EXERCISE TASK
Retype each entry below, keeping every character the same.

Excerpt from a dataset
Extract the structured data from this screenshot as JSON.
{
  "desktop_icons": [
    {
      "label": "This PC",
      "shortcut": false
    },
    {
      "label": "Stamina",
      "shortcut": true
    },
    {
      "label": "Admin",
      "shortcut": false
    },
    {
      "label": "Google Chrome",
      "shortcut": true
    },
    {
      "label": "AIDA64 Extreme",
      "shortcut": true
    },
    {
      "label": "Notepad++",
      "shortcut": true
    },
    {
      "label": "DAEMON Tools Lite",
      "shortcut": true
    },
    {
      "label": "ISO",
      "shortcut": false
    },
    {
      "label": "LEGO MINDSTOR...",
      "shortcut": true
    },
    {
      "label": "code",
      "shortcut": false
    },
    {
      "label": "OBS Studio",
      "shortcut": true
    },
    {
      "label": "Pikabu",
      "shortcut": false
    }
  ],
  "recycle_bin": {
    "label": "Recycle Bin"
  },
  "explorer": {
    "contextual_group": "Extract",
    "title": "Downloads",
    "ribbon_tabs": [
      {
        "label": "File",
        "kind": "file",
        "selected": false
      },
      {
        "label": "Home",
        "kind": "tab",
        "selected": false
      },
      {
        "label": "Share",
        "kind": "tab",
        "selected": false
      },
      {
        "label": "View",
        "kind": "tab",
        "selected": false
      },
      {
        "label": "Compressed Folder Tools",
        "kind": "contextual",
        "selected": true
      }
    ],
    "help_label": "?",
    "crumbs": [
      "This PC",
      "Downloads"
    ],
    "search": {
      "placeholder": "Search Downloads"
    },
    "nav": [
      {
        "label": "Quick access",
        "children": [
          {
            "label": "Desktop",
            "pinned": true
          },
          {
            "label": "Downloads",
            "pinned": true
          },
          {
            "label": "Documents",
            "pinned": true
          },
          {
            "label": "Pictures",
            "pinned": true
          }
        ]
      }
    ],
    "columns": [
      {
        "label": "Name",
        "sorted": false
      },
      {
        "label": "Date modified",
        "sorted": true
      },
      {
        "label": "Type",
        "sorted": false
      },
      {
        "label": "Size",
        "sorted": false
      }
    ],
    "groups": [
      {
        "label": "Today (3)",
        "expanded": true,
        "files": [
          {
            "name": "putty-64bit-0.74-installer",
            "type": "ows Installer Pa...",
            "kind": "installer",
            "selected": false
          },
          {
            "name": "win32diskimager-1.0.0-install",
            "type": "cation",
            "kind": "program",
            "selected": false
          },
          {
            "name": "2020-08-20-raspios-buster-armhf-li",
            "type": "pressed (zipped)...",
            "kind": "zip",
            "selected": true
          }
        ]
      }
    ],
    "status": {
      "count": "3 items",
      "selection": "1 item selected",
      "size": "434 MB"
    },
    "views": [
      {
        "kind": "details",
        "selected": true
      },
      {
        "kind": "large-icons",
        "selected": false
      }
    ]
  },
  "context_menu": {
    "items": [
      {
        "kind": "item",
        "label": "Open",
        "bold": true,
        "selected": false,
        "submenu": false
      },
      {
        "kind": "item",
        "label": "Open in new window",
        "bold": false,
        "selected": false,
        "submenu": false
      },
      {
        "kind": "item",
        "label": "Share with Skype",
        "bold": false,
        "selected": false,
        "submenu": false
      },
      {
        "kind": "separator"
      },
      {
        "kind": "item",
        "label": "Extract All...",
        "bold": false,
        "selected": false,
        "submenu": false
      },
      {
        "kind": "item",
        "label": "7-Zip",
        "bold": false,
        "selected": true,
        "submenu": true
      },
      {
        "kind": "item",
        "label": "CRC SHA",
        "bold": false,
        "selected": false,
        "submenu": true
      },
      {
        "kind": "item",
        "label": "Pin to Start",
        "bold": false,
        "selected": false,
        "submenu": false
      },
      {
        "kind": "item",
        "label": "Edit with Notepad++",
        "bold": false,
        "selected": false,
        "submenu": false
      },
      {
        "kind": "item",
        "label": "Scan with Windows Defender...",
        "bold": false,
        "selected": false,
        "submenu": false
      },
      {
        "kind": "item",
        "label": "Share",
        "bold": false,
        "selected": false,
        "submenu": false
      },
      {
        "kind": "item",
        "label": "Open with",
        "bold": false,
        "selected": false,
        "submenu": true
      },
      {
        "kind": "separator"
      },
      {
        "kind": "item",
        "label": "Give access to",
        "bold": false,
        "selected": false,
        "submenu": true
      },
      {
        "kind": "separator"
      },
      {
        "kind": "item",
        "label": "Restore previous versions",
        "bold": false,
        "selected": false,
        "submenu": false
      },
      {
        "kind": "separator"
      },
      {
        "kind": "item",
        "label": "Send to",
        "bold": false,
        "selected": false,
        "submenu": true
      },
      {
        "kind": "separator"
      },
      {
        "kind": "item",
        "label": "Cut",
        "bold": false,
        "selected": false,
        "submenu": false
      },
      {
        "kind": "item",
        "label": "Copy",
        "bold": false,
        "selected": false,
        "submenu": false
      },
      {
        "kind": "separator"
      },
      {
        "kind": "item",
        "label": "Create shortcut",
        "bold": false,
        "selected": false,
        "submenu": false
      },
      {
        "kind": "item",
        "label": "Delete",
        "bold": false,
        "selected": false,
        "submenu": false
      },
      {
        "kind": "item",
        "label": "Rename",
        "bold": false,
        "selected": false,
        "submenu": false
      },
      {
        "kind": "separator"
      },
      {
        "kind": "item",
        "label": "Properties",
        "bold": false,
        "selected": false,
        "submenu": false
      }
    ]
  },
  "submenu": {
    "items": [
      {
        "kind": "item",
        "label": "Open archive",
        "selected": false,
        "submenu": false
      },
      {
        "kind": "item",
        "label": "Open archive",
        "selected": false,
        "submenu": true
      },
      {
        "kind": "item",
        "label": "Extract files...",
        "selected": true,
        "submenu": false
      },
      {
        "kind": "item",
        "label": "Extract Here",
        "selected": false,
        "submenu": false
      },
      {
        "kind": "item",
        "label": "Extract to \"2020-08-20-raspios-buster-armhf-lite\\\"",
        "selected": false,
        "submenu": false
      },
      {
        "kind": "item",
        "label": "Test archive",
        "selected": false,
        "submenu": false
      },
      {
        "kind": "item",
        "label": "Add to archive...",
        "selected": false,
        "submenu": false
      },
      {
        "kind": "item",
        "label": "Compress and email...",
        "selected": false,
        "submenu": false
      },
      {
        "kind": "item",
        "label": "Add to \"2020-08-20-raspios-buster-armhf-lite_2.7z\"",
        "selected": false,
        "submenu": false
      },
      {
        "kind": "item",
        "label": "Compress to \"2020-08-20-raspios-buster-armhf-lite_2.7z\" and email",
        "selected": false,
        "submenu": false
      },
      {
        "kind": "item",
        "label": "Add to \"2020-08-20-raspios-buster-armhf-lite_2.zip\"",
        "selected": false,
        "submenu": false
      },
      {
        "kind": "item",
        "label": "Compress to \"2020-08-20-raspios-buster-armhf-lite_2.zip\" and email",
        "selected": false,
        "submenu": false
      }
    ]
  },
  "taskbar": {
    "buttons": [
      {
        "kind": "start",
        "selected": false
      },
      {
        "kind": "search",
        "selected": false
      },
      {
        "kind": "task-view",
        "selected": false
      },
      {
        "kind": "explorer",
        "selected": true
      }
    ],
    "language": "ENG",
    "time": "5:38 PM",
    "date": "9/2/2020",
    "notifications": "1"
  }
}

CORRECT OUTPUT
Extract the structured data from this screenshot as JSON.
{
  "desktop_icons": [
    {
      "label": "This PC",
      "shortcut": false
    },
    {
      "label": "Stamina",
      "shortcut": true
    },
    {
      "label": "Admin",
      "shortcut": false
    },
    {
      "label": "Google Chrome",
      "shortcut": true
    },
    {
      "label": "AIDA64 Extreme",
      "shortcut": true
    },
    {
      "label": "Notepad++",
      "shortcut": true
    },
    {
      "label": "DAEMON Tools Lite",
      "shortcut": true
    },
    {
      "label": "ISO",
      "shortcut": false
    },
    {
      "label": "LEGO MINDSTOR...",
      "shortcut": true
    },
    {
      "label": "code",
      "shortcut": false
    },
    {
      "label": "OBS Studio",
      "shortcut": true
    },
    {
      "label": "Pikabu",
      "shortcut": false
    }
  ],
  "recycle_bin": {
    "label": "Recycle Bin"
  },
  "explorer": {
    "contextual_group": "Extract",
    "title": "Downloads",
    "ribbon_tabs": [
      {
        "label": "File",
        "kind": "file",
        "selected": false
      },
      {
        "label": "Home",
        "kind": "tab",
        "selected": false
      },
      {
        "label": "Share",
        "kind": "tab",
        "selected": false
      },
      {
        "label": "View",
        "kind": "tab",
        "selected": false
      },
      {
        "label": "Compressed Folder Tools",
        "kind": "contextual",
        "selected": true
      }
    ],
    "help_label": "?",
    "crumbs": [
      "This PC",
      "Downloads"
    ],
    "search": {
      "placeholder": "Search Downloads"
    },
    "nav": [
      {
        "label": "Quick access",
        "children": [
          {
            "label": "Desktop",
            "pinned": true
          },
          {
            "label": "Downloads",
            "pinned": true
          },
          {
            "label": "Documents",
            "pinned": true
          },
          {
            "label": "Pictures",
            "pinned": true
          }
        ]
      }
    ],
    "columns": [
      {
        "label": "Name",
        "sorted": false
      },
      {
        "label": "Date modified",
        "sorted": true
      },
      {
        "label": "Type",
        "sorted": false
      },
      {
        "label": "Size",
        "sorted": false
      }
    ],
    "groups": [
      {
        "label": "Today (3)",
        "expanded": true,
        "files": [
          {
            "name": "putty-64bit-0.74-installer",
            "type": "ows Installer Pa...",
            "kind": "installer",
            "selected": false
          },
          {
            "name": "win32diskimager-1.0.0-install",
            "type": "cation",
            "kind": "program",
            "selected": false
          },
          {
            "name": "2020-08-20-raspios-buster-armhf-li",
            "type": "pressed (zipped)...",
            "kind": "zip",
            "selected": true
          }
        ]
      }
    ],
    "status": {
      "count": "3 items",
      "selection": "1 item selected",
      "size": "434 MB"
    },
    "views": [
      {
        "kind": "details",
        "selected": true
      },
      {
        "kind": "large-icons",
        "selected": false
      }
    ]
  },
  "context_menu": {
    "items": [
      {
        "kind": "item",
        "label": "Open",
        "bold": true,
        "selected": false,
        "submenu": false
      },
      {
        "kind": "item",
        "label": "Open in new window",
        "bold": false,
        "selected": false,
        "submenu": false
      },
      {
        "kind": "item",
        "label": "Share with Skype",
        "bold": false,
        "selected": false,
        "submenu": false
      },
      {
        "kind": "separator"
      },
      {
        "kind": "item",
        "label": "Extract All...",
        "bold": false,
        "selected": false,
        "submenu": false
      },
      {
        "kind": "item",
        "label": "7-Zip",
        "bold": false,
        "selected": true,
        "submenu": true
      },
      {
        "kind": "item",
        "label": "CRC SHA",
        "bold": false,
        "selected": false,
        "submenu": true
      },
      {
        "kind": "item",
        "label": "Pin to Start",
        "bold": false,
        "selected": false,
        "submenu": false
      },
      {
        "kind": "item",
        "label": "Edit with Notepad++",
        "bold": false,
        "selected": false,
        "submenu": false
      },
      {
        "kind": "item",
        "label": "Scan with Windows Defender...",
        "bold": false,
        "selected": false,
        "submenu": false
      },
      {
        "kind": "item",
        "label": "Share",
        "bold": false,
        "selected": false,
        "submenu": false
      },
      {
        "kind": "item",
        "label": "Open with",
        "bold": false,
        "selected": false,
        "submenu": true
      },
      {
        "kind": "separator"
      },
      {
        "kind": "item",
        "label": "Give access to",
        "bold": false,
        "selected": false,
        "submenu": true
      },
      {
        "kind": "separator"
      },
      {
        "kind": "item",
        "label": "Restore previous versions",
        "bold": false,
        "selected": false,
        "submenu": false
      },
      {
        "kind": "separator"
      },
      {
        "kind": "item",
        "label": "Send to",
        "bold": false,
        "selected": false,
        "submenu": true
      },
      {
        "kind": "separator"
      },
      {
        "kind": "item",
        "label": "Cut",
        "bold": false,
        "selected": false,
        "submenu": false
      },
      {
        "kind": "item",
        "label": "Copy",
        "bold": false,
        "selected": false,
        "submenu": false
      },
      {
        "kind": "separator"
      },
      {
        "kind": "item",
        "label": "Create shortcut",
        "bold": false,
        "selected": false,
        "submenu": false
      },
      {
        "kind": "item",
        "label": "Delete",
        "bold": false,
        "selected": false,
        "submenu": false
      },
      {
        "kind": "item",
        "label": "Rename",
        "bold": false,
        "selected": false,
        "submenu": false
      },
      {
        "kind": "separator"
      },
      {
        "kind": "item",
        "label": "Properties",
        "bold": false,
        "selected": false,
        "submenu": false
      }
    ]
  },
  "submenu": {
    "items": [
      {
        "kind": "item",
        "label": "Open archive",
        "selected": false,
        "submenu": false
      },
      {
        "kind": "item",
        "label": "Open archive",
        "selected": false,
        "submenu": true
      },
      {
        "kind": "item",
        "label": "Extract files...",
        "selected": true,
        "submenu": false
      },
      {
        "kind": "item",
        "label": "Extract Here",
        "selected": false,
        "submenu": false
      },
      {
        "kind": "item",
        "label": "Extract to \"2020-08-20-raspios-buster-armhf-lite\\\"",
        "selected": false,
        "submenu": false
      },
      {
        "kind": "item",
        "label": "Test archive",
        "selected": false,
        "submenu": false
      },
      {
        "kind": "item",
        "label": "Add to archive...",
        "selected": false,
        "submenu": false
      },
      {
        "kind": "item",
        "label": "Compress and email...",
        "selected": false,
        "submenu": false
      },
      {
        "kind": "item",
        "label": "Add to \"2020-08-20-raspios-buster-armhf-lite_2.7z\"",
        "selected": false,
        "submenu": false
      },
      {
        "kind": "item",
        "label": "Compress to \"2020-08-20-raspios-buster-armhf-lite_2.7z\" and email",
        "selected": false,
        "submenu": false
      },
      {
        "kind": "item",
        "label": "Add to \"2020-08-20-raspios-buster-armhf-lite_2.zip\"",
        "selected": false,
        "submenu": false
      },
      {
        "kind": "item",
        "label": "Compress to \"2020-08-20-raspios-buster-armhf-lite_2.zip\" and email",
        "selected": false,
        "submenu": false
      }
    ]
  },
  "taskbar": {
    "buttons": [
      {
        "kind": "start",
        "selected": false
      },
      {
        "kind": "search",
        "selected": false
      },
      {
        "kind": "task-view",
        "selected": false
      },
      {
        "kind": "explorer",
        "selected": true
      }
    ],
    "language": "ENG",
    "time": "5:38 PM",
    "date": "9/2/2020",
    "notifications": "1"
  }
}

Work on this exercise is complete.